*INPUT RECORDS:*
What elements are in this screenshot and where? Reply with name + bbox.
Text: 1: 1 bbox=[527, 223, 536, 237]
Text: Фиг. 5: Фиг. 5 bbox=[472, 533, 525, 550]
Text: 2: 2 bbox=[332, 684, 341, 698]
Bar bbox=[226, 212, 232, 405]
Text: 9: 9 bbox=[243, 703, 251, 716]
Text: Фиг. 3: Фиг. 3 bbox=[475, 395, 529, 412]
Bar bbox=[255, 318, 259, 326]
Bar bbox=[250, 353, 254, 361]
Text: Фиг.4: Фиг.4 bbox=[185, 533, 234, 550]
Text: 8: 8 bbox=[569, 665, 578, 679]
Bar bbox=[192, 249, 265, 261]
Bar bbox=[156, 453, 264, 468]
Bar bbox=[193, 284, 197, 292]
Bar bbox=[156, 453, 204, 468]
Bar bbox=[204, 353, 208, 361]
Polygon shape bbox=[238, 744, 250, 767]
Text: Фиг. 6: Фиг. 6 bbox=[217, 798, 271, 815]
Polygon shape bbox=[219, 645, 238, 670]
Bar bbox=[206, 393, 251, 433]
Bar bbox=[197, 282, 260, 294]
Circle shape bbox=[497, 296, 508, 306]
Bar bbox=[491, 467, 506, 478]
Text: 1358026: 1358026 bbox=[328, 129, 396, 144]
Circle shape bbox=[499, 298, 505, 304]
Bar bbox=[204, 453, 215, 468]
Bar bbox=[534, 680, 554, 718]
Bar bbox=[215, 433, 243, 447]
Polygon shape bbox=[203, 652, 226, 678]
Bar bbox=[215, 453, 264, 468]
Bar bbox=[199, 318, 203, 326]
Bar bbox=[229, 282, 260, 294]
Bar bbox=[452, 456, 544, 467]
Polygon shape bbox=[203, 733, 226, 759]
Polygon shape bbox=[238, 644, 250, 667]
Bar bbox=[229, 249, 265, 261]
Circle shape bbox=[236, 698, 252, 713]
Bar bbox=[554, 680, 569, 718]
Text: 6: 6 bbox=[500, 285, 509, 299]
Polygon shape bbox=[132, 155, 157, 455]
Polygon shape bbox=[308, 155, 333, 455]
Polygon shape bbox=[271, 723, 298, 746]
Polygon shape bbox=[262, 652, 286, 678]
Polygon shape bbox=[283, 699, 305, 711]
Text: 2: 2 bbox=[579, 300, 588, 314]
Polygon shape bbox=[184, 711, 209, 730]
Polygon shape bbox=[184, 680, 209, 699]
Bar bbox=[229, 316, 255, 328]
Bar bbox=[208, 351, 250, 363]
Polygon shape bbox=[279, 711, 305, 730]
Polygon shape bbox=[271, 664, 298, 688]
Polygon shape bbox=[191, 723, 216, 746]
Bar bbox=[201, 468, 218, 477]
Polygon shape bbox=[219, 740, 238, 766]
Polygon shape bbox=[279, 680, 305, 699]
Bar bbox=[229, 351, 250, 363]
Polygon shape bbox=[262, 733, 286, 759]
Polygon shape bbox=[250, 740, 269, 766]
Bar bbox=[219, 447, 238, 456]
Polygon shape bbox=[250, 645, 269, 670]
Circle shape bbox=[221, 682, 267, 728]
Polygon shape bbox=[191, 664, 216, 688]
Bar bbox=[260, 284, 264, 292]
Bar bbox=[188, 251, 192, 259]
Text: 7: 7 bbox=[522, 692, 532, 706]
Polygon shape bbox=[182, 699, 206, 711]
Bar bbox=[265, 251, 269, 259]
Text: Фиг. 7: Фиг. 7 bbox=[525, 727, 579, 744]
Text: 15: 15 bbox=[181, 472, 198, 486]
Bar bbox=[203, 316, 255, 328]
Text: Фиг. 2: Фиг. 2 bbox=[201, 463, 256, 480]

*WHAT TO WORK ON:*
Reproduce everything from the start of the data through the line containing "Bar bbox=[192, 249, 265, 261]" verbatim, with that line included.

*EXERCISE SOLUTION:*
What elements are in this screenshot and where? Reply with name + bbox.
Text: 1: 1 bbox=[527, 223, 536, 237]
Text: Фиг. 5: Фиг. 5 bbox=[472, 533, 525, 550]
Text: 2: 2 bbox=[332, 684, 341, 698]
Bar bbox=[226, 212, 232, 405]
Text: 9: 9 bbox=[243, 703, 251, 716]
Text: Фиг. 3: Фиг. 3 bbox=[475, 395, 529, 412]
Bar bbox=[255, 318, 259, 326]
Bar bbox=[250, 353, 254, 361]
Text: Фиг.4: Фиг.4 bbox=[185, 533, 234, 550]
Text: 8: 8 bbox=[569, 665, 578, 679]
Bar bbox=[192, 249, 265, 261]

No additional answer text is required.